* _Exercise description_: Scan the material and copy every line in which "JSON" appears.

-------- Data entries --------

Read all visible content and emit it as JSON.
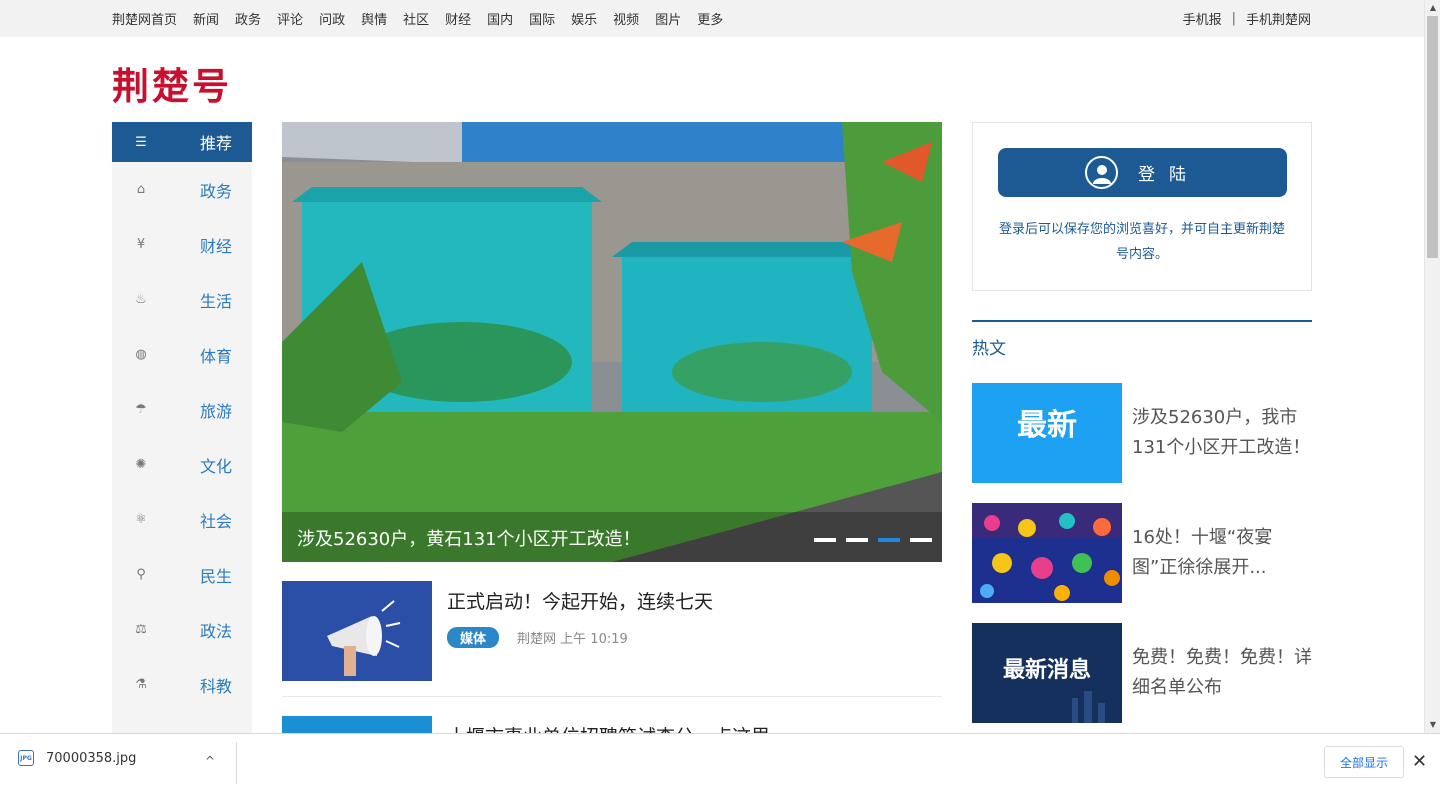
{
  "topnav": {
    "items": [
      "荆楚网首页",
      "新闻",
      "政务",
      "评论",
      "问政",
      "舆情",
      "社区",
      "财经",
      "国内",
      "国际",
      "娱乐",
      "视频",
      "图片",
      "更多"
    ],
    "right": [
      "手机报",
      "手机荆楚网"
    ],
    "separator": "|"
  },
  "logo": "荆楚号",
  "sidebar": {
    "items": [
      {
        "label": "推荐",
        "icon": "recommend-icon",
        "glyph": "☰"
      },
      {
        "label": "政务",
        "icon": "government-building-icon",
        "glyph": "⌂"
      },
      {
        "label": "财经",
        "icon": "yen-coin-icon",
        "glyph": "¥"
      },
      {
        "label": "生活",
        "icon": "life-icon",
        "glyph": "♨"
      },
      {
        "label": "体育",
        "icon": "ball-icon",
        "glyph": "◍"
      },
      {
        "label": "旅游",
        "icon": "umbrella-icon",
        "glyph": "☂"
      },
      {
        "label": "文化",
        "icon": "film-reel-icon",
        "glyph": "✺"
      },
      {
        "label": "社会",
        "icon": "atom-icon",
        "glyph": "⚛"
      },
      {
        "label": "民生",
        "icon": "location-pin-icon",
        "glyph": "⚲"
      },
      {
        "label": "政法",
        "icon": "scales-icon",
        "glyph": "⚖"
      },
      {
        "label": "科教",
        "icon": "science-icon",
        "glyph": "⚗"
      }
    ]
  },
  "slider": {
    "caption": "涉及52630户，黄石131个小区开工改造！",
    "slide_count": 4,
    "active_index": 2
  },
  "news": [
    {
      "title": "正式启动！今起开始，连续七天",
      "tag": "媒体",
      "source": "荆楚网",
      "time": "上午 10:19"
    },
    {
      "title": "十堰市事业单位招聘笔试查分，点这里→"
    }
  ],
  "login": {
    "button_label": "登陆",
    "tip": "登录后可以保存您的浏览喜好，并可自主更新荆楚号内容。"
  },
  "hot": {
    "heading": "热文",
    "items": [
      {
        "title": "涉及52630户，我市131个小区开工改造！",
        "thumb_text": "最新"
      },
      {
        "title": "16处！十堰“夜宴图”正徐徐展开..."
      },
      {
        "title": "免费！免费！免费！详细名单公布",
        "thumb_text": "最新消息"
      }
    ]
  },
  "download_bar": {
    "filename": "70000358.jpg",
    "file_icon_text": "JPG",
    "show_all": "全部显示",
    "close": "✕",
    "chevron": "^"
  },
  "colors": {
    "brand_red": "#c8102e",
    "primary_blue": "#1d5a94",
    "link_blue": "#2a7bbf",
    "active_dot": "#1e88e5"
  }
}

--------
-------- Data entries --------

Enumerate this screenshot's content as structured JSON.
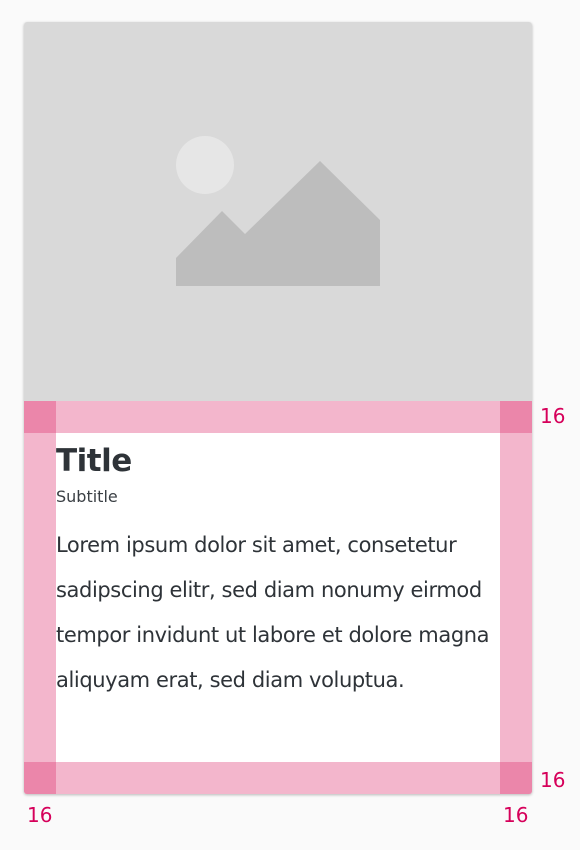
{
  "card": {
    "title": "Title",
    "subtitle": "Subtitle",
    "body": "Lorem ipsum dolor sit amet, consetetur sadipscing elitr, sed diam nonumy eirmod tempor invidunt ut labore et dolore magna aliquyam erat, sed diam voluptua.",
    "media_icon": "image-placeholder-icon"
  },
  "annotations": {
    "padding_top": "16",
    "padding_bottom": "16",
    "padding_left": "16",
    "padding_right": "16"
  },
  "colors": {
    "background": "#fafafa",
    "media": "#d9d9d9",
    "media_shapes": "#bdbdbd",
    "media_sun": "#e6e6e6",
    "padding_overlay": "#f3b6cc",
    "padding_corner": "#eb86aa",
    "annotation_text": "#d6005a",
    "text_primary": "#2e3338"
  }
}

--------

* _Solution for this exercise_:
Read all visible content and emit it as JSON.
Enumerate this screenshot's content as structured JSON.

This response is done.